=== Data shown ===
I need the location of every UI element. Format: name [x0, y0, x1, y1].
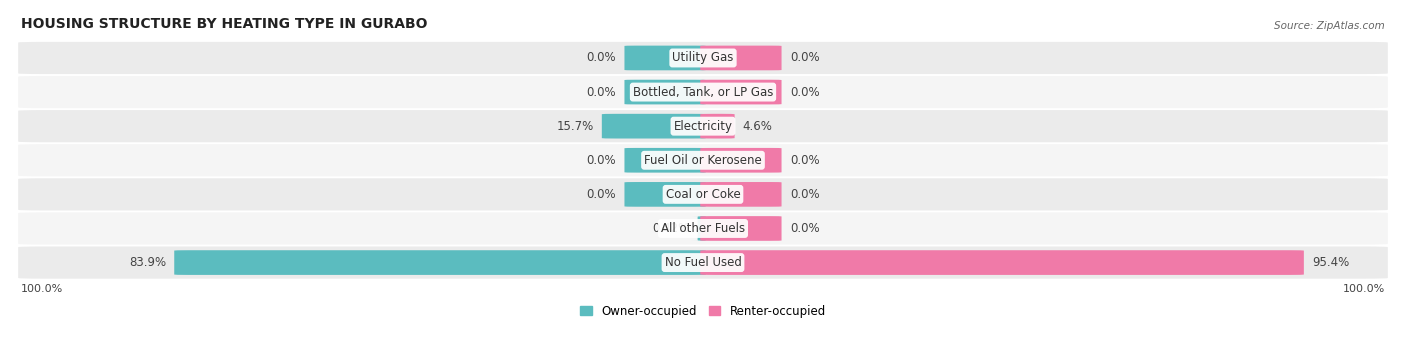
FancyBboxPatch shape: [174, 250, 706, 275]
Text: 0.0%: 0.0%: [790, 154, 820, 167]
Text: No Fuel Used: No Fuel Used: [665, 256, 741, 269]
Text: 15.7%: 15.7%: [557, 120, 593, 133]
FancyBboxPatch shape: [18, 42, 1388, 74]
Text: 100.0%: 100.0%: [21, 284, 63, 294]
Text: 0.42%: 0.42%: [652, 222, 689, 235]
Text: 0.0%: 0.0%: [586, 86, 616, 99]
FancyBboxPatch shape: [624, 182, 706, 207]
FancyBboxPatch shape: [18, 212, 1388, 244]
Text: Bottled, Tank, or LP Gas: Bottled, Tank, or LP Gas: [633, 86, 773, 99]
FancyBboxPatch shape: [700, 148, 782, 173]
Text: 0.0%: 0.0%: [586, 154, 616, 167]
Text: 0.0%: 0.0%: [586, 51, 616, 64]
FancyBboxPatch shape: [624, 148, 706, 173]
FancyBboxPatch shape: [18, 76, 1388, 108]
Text: 0.0%: 0.0%: [586, 188, 616, 201]
Text: 0.0%: 0.0%: [790, 51, 820, 64]
Text: 0.0%: 0.0%: [790, 222, 820, 235]
FancyBboxPatch shape: [18, 144, 1388, 176]
Text: 95.4%: 95.4%: [1312, 256, 1350, 269]
Text: 100.0%: 100.0%: [1343, 284, 1385, 294]
Text: 0.0%: 0.0%: [790, 188, 820, 201]
FancyBboxPatch shape: [18, 178, 1388, 210]
Text: All other Fuels: All other Fuels: [661, 222, 745, 235]
Text: 4.6%: 4.6%: [742, 120, 773, 133]
Text: Fuel Oil or Kerosene: Fuel Oil or Kerosene: [644, 154, 762, 167]
FancyBboxPatch shape: [624, 80, 706, 104]
Text: Coal or Coke: Coal or Coke: [665, 188, 741, 201]
Legend: Owner-occupied, Renter-occupied: Owner-occupied, Renter-occupied: [575, 300, 831, 323]
FancyBboxPatch shape: [602, 114, 706, 138]
FancyBboxPatch shape: [692, 216, 711, 241]
FancyBboxPatch shape: [700, 46, 782, 70]
FancyBboxPatch shape: [700, 114, 734, 138]
FancyBboxPatch shape: [700, 250, 1303, 275]
FancyBboxPatch shape: [700, 80, 782, 104]
FancyBboxPatch shape: [624, 46, 706, 70]
FancyBboxPatch shape: [18, 110, 1388, 142]
FancyBboxPatch shape: [700, 216, 782, 241]
Text: Utility Gas: Utility Gas: [672, 51, 734, 64]
Text: 0.0%: 0.0%: [790, 86, 820, 99]
Text: 83.9%: 83.9%: [129, 256, 166, 269]
FancyBboxPatch shape: [700, 182, 782, 207]
FancyBboxPatch shape: [18, 247, 1388, 279]
Text: HOUSING STRUCTURE BY HEATING TYPE IN GURABO: HOUSING STRUCTURE BY HEATING TYPE IN GUR…: [21, 17, 427, 31]
Text: Electricity: Electricity: [673, 120, 733, 133]
Text: Source: ZipAtlas.com: Source: ZipAtlas.com: [1274, 21, 1385, 31]
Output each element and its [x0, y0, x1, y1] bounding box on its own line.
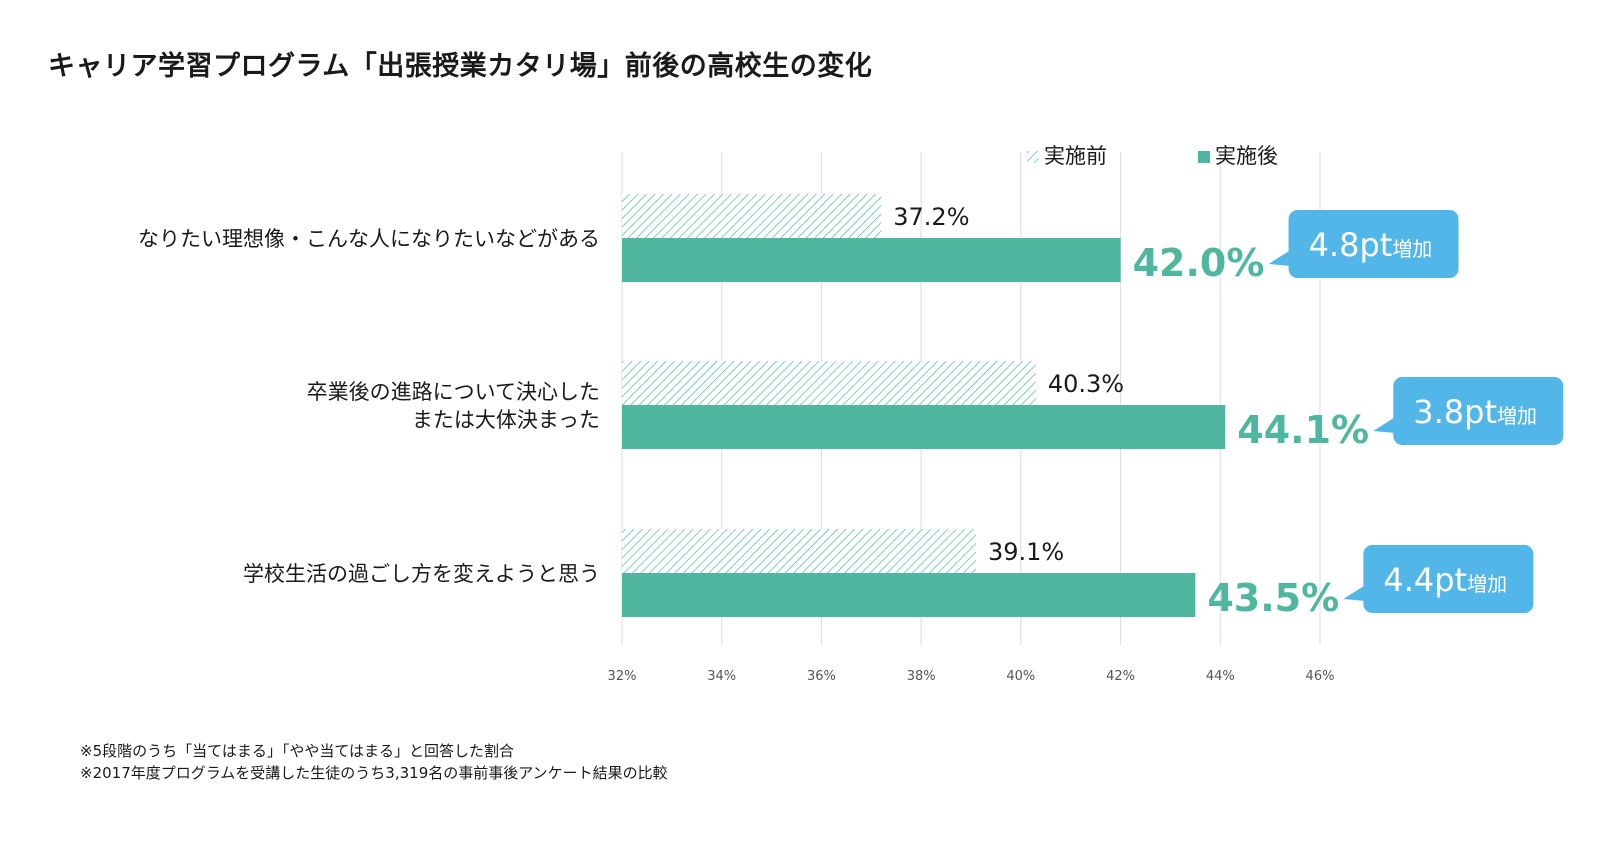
legend-swatch-after — [1198, 151, 1210, 163]
x-tick-label: 42% — [1106, 669, 1135, 684]
callout-value: 3.8pt — [1413, 393, 1497, 431]
callout-text: 3.8pt増加 — [1413, 393, 1537, 431]
bar-after — [622, 405, 1226, 449]
category-label: または大体決まった — [412, 408, 600, 432]
x-tick-label: 38% — [907, 669, 936, 684]
bar-before — [622, 529, 976, 573]
category-label: なりたい理想像・こんな人になりたいなどがある — [138, 227, 600, 251]
callout-text: 4.8pt増加 — [1309, 226, 1433, 264]
callout-suffix: 増加 — [1392, 237, 1432, 261]
category-label: 卒業後の進路について決心した — [307, 380, 600, 404]
category-label: 学校生活の過ごし方を変えようと思う — [243, 562, 600, 586]
x-tick-label: 44% — [1206, 669, 1235, 684]
legend-label-after: 実施後 — [1215, 144, 1278, 168]
footnote-1: ※5段階のうち「当てはまる」「やや当てはまる」と回答した割合 — [80, 742, 515, 760]
value-label-before: 37.2% — [893, 203, 969, 231]
bar-after — [622, 573, 1196, 617]
bar-after — [622, 238, 1121, 282]
callout-box — [1393, 377, 1564, 445]
bar-before — [622, 194, 882, 238]
legend-label-before: 実施前 — [1044, 144, 1107, 168]
callout-value: 4.8pt — [1309, 226, 1393, 264]
value-label-after: 43.5% — [1207, 576, 1339, 620]
footnote-2: ※2017年度プログラムを受講した生徒のうち3,319名の事前事後アンケート結果… — [80, 764, 668, 782]
x-tick-label: 40% — [1006, 669, 1035, 684]
callout-box — [1363, 545, 1534, 613]
callout-pointer — [1343, 585, 1366, 601]
value-label-after: 42.0% — [1133, 241, 1265, 285]
footnotes: ※5段階のうち「当てはまる」「やや当てはまる」と回答した割合 ※2017年度プロ… — [80, 740, 668, 784]
value-label-after: 44.1% — [1237, 408, 1369, 452]
x-tick-label: 36% — [807, 669, 836, 684]
callout-suffix: 増加 — [1467, 572, 1507, 596]
callout-box — [1288, 210, 1459, 278]
callout-pointer — [1373, 417, 1396, 433]
bar-before — [622, 361, 1036, 405]
callout-suffix: 増加 — [1497, 404, 1537, 428]
value-label-before: 40.3% — [1048, 370, 1124, 398]
value-label-before: 39.1% — [988, 538, 1064, 566]
x-tick-label: 34% — [707, 669, 736, 684]
x-tick-label: 32% — [608, 669, 637, 684]
callout-value: 4.4pt — [1383, 561, 1467, 599]
callout-text: 4.4pt増加 — [1383, 561, 1507, 599]
callout-pointer — [1268, 250, 1291, 266]
legend-swatch-before — [1027, 151, 1039, 163]
x-tick-label: 46% — [1306, 669, 1335, 684]
chart-title: キャリア学習プログラム「出張授業カタリ場」前後の高校生の変化 — [48, 51, 873, 82]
===
Reproduce all the items above with each "FancyBboxPatch" changed to "RoundedBox" and everything else left as is. Omit the pictures from your answer.

I need the location of every UI element. Format: name [x0, y0, x1, y1].
RoundedBox shape: [174, 250, 706, 275]
Text: 0.0%: 0.0%: [790, 154, 820, 167]
Text: No Fuel Used: No Fuel Used: [665, 256, 741, 269]
Text: 15.7%: 15.7%: [557, 120, 593, 133]
RoundedBox shape: [18, 42, 1388, 74]
Text: 100.0%: 100.0%: [21, 284, 63, 294]
Text: 0.42%: 0.42%: [652, 222, 689, 235]
Text: 0.0%: 0.0%: [586, 86, 616, 99]
RoundedBox shape: [624, 182, 706, 207]
RoundedBox shape: [18, 212, 1388, 244]
Text: Bottled, Tank, or LP Gas: Bottled, Tank, or LP Gas: [633, 86, 773, 99]
RoundedBox shape: [700, 148, 782, 173]
Text: 0.0%: 0.0%: [586, 154, 616, 167]
Text: 0.0%: 0.0%: [586, 51, 616, 64]
RoundedBox shape: [624, 148, 706, 173]
RoundedBox shape: [18, 76, 1388, 108]
Text: 0.0%: 0.0%: [586, 188, 616, 201]
Text: 0.0%: 0.0%: [790, 51, 820, 64]
Text: 0.0%: 0.0%: [790, 222, 820, 235]
RoundedBox shape: [18, 144, 1388, 176]
Text: 95.4%: 95.4%: [1312, 256, 1350, 269]
Text: 100.0%: 100.0%: [1343, 284, 1385, 294]
Text: 0.0%: 0.0%: [790, 188, 820, 201]
RoundedBox shape: [18, 178, 1388, 210]
Text: All other Fuels: All other Fuels: [661, 222, 745, 235]
Text: 4.6%: 4.6%: [742, 120, 773, 133]
Text: Fuel Oil or Kerosene: Fuel Oil or Kerosene: [644, 154, 762, 167]
RoundedBox shape: [624, 80, 706, 104]
Text: Coal or Coke: Coal or Coke: [665, 188, 741, 201]
Legend: Owner-occupied, Renter-occupied: Owner-occupied, Renter-occupied: [575, 300, 831, 323]
RoundedBox shape: [602, 114, 706, 138]
RoundedBox shape: [692, 216, 711, 241]
RoundedBox shape: [700, 46, 782, 70]
RoundedBox shape: [700, 114, 734, 138]
RoundedBox shape: [700, 250, 1303, 275]
RoundedBox shape: [700, 80, 782, 104]
RoundedBox shape: [624, 46, 706, 70]
RoundedBox shape: [18, 110, 1388, 142]
RoundedBox shape: [700, 216, 782, 241]
Text: Utility Gas: Utility Gas: [672, 51, 734, 64]
Text: 0.0%: 0.0%: [790, 86, 820, 99]
Text: 83.9%: 83.9%: [129, 256, 166, 269]
RoundedBox shape: [700, 182, 782, 207]
RoundedBox shape: [18, 247, 1388, 279]
Text: HOUSING STRUCTURE BY HEATING TYPE IN GURABO: HOUSING STRUCTURE BY HEATING TYPE IN GUR…: [21, 17, 427, 31]
Text: Electricity: Electricity: [673, 120, 733, 133]
Text: Source: ZipAtlas.com: Source: ZipAtlas.com: [1274, 21, 1385, 31]
Output each element and its [x0, y0, x1, y1] bounding box on its own line.
legend-swatch-after — [1198, 151, 1210, 163]
x-tick-label: 42% — [1106, 669, 1135, 684]
callout-value: 3.8pt — [1413, 393, 1497, 431]
callout-text: 3.8pt増加 — [1413, 393, 1537, 431]
bar-after — [622, 405, 1226, 449]
category-label: または大体決まった — [412, 408, 600, 432]
x-tick-label: 38% — [907, 669, 936, 684]
bar-before — [622, 529, 976, 573]
category-label: なりたい理想像・こんな人になりたいなどがある — [138, 227, 600, 251]
callout-text: 4.8pt増加 — [1309, 226, 1433, 264]
callout-suffix: 増加 — [1392, 237, 1432, 261]
category-label: 卒業後の進路について決心した — [307, 380, 600, 404]
category-label: 学校生活の過ごし方を変えようと思う — [243, 562, 600, 586]
x-tick-label: 44% — [1206, 669, 1235, 684]
legend-label-after: 実施後 — [1215, 144, 1278, 168]
footnote-1: ※5段階のうち「当てはまる」「やや当てはまる」と回答した割合 — [80, 742, 515, 760]
value-label-before: 37.2% — [893, 203, 969, 231]
bar-after — [622, 573, 1196, 617]
bar-after — [622, 238, 1121, 282]
callout-box — [1393, 377, 1564, 445]
bar-before — [622, 194, 882, 238]
legend-label-before: 実施前 — [1044, 144, 1107, 168]
callout-value: 4.8pt — [1309, 226, 1393, 264]
value-label-after: 43.5% — [1207, 576, 1339, 620]
footnote-2: ※2017年度プログラムを受講した生徒のうち3,319名の事前事後アンケート結果… — [80, 764, 668, 782]
x-tick-label: 40% — [1006, 669, 1035, 684]
callout-box — [1363, 545, 1534, 613]
callout-pointer — [1343, 585, 1366, 601]
value-label-after: 42.0% — [1133, 241, 1265, 285]
footnotes: ※5段階のうち「当てはまる」「やや当てはまる」と回答した割合 ※2017年度プロ… — [80, 740, 668, 784]
value-label-after: 44.1% — [1237, 408, 1369, 452]
x-tick-label: 36% — [807, 669, 836, 684]
callout-suffix: 増加 — [1467, 572, 1507, 596]
callout-box — [1288, 210, 1459, 278]
callout-pointer — [1373, 417, 1396, 433]
bar-before — [622, 361, 1036, 405]
callout-suffix: 増加 — [1497, 404, 1537, 428]
value-label-before: 40.3% — [1048, 370, 1124, 398]
value-label-before: 39.1% — [988, 538, 1064, 566]
x-tick-label: 34% — [707, 669, 736, 684]
x-tick-label: 32% — [608, 669, 637, 684]
callout-value: 4.4pt — [1383, 561, 1467, 599]
callout-text: 4.4pt増加 — [1383, 561, 1507, 599]
callout-pointer — [1268, 250, 1291, 266]
legend-swatch-before — [1027, 151, 1039, 163]
x-tick-label: 46% — [1306, 669, 1335, 684]
chart-title: キャリア学習プログラム「出張授業カタリ場」前後の高校生の変化 — [48, 51, 873, 82]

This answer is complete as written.